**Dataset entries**
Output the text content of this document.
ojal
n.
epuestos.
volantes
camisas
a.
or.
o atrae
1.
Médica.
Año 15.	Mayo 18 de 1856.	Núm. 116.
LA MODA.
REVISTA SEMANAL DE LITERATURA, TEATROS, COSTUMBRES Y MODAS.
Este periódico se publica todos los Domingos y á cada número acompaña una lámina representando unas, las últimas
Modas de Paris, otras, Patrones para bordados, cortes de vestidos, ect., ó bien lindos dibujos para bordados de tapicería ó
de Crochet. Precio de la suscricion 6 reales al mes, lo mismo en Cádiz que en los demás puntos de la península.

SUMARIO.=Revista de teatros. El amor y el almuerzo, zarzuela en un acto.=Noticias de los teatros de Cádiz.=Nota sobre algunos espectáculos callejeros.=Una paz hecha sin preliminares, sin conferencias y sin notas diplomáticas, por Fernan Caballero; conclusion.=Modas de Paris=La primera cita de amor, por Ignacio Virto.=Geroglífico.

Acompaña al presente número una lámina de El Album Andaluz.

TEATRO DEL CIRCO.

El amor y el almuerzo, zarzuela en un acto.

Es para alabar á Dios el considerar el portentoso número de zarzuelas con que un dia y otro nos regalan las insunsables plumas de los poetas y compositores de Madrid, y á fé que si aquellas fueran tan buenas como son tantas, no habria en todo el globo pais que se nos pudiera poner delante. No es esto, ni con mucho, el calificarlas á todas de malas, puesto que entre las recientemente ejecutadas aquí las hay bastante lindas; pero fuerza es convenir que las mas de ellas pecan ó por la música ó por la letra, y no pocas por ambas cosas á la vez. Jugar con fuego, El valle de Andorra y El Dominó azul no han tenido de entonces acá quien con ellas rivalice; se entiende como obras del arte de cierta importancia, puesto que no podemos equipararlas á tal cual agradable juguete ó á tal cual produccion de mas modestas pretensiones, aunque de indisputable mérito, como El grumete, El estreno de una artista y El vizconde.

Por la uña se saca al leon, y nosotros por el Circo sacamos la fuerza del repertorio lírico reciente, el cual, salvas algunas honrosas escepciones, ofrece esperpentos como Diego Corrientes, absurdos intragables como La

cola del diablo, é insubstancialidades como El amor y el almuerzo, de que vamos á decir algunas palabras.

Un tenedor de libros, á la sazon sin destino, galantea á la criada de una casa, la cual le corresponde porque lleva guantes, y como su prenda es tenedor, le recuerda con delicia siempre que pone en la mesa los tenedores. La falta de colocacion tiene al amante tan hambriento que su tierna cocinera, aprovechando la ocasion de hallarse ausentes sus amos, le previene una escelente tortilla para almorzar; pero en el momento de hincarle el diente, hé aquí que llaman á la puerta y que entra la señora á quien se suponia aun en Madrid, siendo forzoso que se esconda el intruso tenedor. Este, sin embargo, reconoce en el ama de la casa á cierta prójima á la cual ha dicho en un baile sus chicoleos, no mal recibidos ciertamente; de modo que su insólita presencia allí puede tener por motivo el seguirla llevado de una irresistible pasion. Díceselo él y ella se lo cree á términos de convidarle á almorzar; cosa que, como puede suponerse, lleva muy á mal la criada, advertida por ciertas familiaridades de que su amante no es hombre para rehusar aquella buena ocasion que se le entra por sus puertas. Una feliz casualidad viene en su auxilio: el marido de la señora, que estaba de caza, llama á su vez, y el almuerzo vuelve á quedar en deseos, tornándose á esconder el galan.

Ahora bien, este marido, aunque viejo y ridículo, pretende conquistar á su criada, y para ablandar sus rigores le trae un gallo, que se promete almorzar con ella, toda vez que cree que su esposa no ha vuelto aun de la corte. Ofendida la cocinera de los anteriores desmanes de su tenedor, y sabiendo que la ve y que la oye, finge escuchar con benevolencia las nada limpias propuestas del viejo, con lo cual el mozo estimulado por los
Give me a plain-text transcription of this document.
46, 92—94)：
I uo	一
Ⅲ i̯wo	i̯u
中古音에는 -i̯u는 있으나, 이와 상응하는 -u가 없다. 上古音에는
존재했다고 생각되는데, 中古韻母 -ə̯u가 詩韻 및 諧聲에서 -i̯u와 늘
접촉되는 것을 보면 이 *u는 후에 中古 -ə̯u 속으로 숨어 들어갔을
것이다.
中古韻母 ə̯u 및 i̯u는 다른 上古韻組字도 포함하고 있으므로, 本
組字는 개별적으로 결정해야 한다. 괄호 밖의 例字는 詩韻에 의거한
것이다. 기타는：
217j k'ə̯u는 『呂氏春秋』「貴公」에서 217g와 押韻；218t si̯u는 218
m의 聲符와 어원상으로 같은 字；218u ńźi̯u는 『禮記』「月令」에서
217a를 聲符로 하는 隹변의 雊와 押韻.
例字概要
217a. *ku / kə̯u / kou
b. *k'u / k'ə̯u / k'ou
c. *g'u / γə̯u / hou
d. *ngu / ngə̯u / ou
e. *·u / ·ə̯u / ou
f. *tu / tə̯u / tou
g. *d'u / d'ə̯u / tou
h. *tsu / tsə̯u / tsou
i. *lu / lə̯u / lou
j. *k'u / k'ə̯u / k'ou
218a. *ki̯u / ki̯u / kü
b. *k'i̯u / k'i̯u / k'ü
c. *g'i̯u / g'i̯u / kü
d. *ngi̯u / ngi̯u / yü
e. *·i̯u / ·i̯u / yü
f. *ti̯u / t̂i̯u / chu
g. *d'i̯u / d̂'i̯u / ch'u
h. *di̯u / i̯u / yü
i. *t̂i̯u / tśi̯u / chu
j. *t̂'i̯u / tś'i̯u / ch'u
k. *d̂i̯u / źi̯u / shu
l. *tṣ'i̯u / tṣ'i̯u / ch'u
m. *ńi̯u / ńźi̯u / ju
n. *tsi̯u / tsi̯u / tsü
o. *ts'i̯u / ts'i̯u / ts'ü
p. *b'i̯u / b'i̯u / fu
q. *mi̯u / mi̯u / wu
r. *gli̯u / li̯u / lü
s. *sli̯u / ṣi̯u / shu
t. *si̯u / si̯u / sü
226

**OBJECTIVE**
Write out every record, exactly as written.

**TASK RESULT**
Output the text content of this document.
ojal
n.
epuestos.
volantes
camisas
a.
or.
o atrae
1.
Médica.
Año 15.	Mayo 18 de 1856.	Núm. 116.
LA MODA.
REVISTA SEMANAL DE LITERATURA, TEATROS, COSTUMBRES Y MODAS.
Este periódico se publica todos los Domingos y á cada número acompaña una lámina representando unas, las últimas
Modas de Paris, otras, Patrones para bordados, cortes de vestidos, ect., ó bien lindos dibujos para bordados de tapicería ó
de Crochet. Precio de la suscricion 6 reales al mes, lo mismo en Cádiz que en los demás puntos de la península.

SUMARIO.=Revista de teatros. El amor y el almuerzo, zarzuela en un acto.=Noticias de los teatros de Cádiz.=Nota sobre algunos espectáculos callejeros.=Una paz hecha sin preliminares, sin conferencias y sin notas diplomáticas, por Fernan Caballero; conclusion.=Modas de Paris=La primera cita de amor, por Ignacio Virto.=Geroglífico.

Acompaña al presente número una lámina de El Album Andaluz.

TEATRO DEL CIRCO.

El amor y el almuerzo, zarzuela en un acto.

Es para alabar á Dios el considerar el portentoso número de zarzuelas con que un dia y otro nos regalan las insunsables plumas de los poetas y compositores de Madrid, y á fé que si aquellas fueran tan buenas como son tantas, no habria en todo el globo pais que se nos pudiera poner delante. No es esto, ni con mucho, el calificarlas á todas de malas, puesto que entre las recientemente ejecutadas aquí las hay bastante lindas; pero fuerza es convenir que las mas de ellas pecan ó por la música ó por la letra, y no pocas por ambas cosas á la vez. Jugar con fuego, El valle de Andorra y El Dominó azul no han tenido de entonces acá quien con ellas rivalice; se entiende como obras del arte de cierta importancia, puesto que no podemos equipararlas á tal cual agradable juguete ó á tal cual produccion de mas modestas pretensiones, aunque de indisputable mérito, como El grumete, El estreno de una artista y El vizconde.

Por la uña se saca al leon, y nosotros por el Circo sacamos la fuerza del repertorio lírico reciente, el cual, salvas algunas honrosas escepciones, ofrece esperpentos como Diego Corrientes, absurdos intragables como La

cola del diablo, é insubstancialidades como El amor y el almuerzo, de que vamos á decir algunas palabras.

Un tenedor de libros, á la sazon sin destino, galantea á la criada de una casa, la cual le corresponde porque lleva guantes, y como su prenda es tenedor, le recuerda con delicia siempre que pone en la mesa los tenedores. La falta de colocacion tiene al amante tan hambriento que su tierna cocinera, aprovechando la ocasion de hallarse ausentes sus amos, le previene una escelente tortilla para almorzar; pero en el momento de hincarle el diente, hé aquí que llaman á la puerta y que entra la señora á quien se suponia aun en Madrid, siendo forzoso que se esconda el intruso tenedor. Este, sin embargo, reconoce en el ama de la casa á cierta prójima á la cual ha dicho en un baile sus chicoleos, no mal recibidos ciertamente; de modo que su insólita presencia allí puede tener por motivo el seguirla llevado de una irresistible pasion. Díceselo él y ella se lo cree á términos de convidarle á almorzar; cosa que, como puede suponerse, lleva muy á mal la criada, advertida por ciertas familiaridades de que su amante no es hombre para rehusar aquella buena ocasion que se le entra por sus puertas. Una feliz casualidad viene en su auxilio: el marido de la señora, que estaba de caza, llama á su vez, y el almuerzo vuelve á quedar en deseos, tornándose á esconder el galan.

Ahora bien, este marido, aunque viejo y ridículo, pretende conquistar á su criada, y para ablandar sus rigores le trae un gallo, que se promete almorzar con ella, toda vez que cree que su esposa no ha vuelto aun de la corte. Ofendida la cocinera de los anteriores desmanes de su tenedor, y sabiendo que la ve y que la oye, finge escuchar con benevolencia las nada limpias propuestas del viejo, con lo cual el mozo estimulado por los
Give me a plain-text transcription of this document.
46, 92—94)：
I uo	一
Ⅲ i̯wo	i̯u
中古音에는 -i̯u는 있으나, 이와 상응하는 -u가 없다. 上古音에는
존재했다고 생각되는데, 中古韻母 -ə̯u가 詩韻 및 諧聲에서 -i̯u와 늘
접촉되는 것을 보면 이 *u는 후에 中古 -ə̯u 속으로 숨어 들어갔을
것이다.
中古韻母 ə̯u 및 i̯u는 다른 上古韻組字도 포함하고 있으므로, 本
組字는 개별적으로 결정해야 한다. 괄호 밖의 例字는 詩韻에 의거한
것이다. 기타는：
217j k'ə̯u는 『呂氏春秋』「貴公」에서 217g와 押韻；218t si̯u는 218
m의 聲符와 어원상으로 같은 字；218u ńźi̯u는 『禮記』「月令」에서
217a를 聲符로 하는 隹변의 雊와 押韻.
例字概要
217a. *ku / kə̯u / kou
b. *k'u / k'ə̯u / k'ou
c. *g'u / γə̯u / hou
d. *ngu / ngə̯u / ou
e. *·u / ·ə̯u / ou
f. *tu / tə̯u / tou
g. *d'u / d'ə̯u / tou
h. *tsu / tsə̯u / tsou
i. *lu / lə̯u / lou
j. *k'u / k'ə̯u / k'ou
218a. *ki̯u / ki̯u / kü
b. *k'i̯u / k'i̯u / k'ü
c. *g'i̯u / g'i̯u / kü
d. *ngi̯u / ngi̯u / yü
e. *·i̯u / ·i̯u / yü
f. *ti̯u / t̂i̯u / chu
g. *d'i̯u / d̂'i̯u / ch'u
h. *di̯u / i̯u / yü
i. *t̂i̯u / tśi̯u / chu
j. *t̂'i̯u / tś'i̯u / ch'u
k. *d̂i̯u / źi̯u / shu
l. *tṣ'i̯u / tṣ'i̯u / ch'u
m. *ńi̯u / ńźi̯u / ju
n. *tsi̯u / tsi̯u / tsü
o. *ts'i̯u / ts'i̯u / ts'ü
p. *b'i̯u / b'i̯u / fu
q. *mi̯u / mi̯u / wu
r. *gli̯u / li̯u / lü
s. *sli̯u / ṣi̯u / shu
t. *si̯u / si̯u / sü
226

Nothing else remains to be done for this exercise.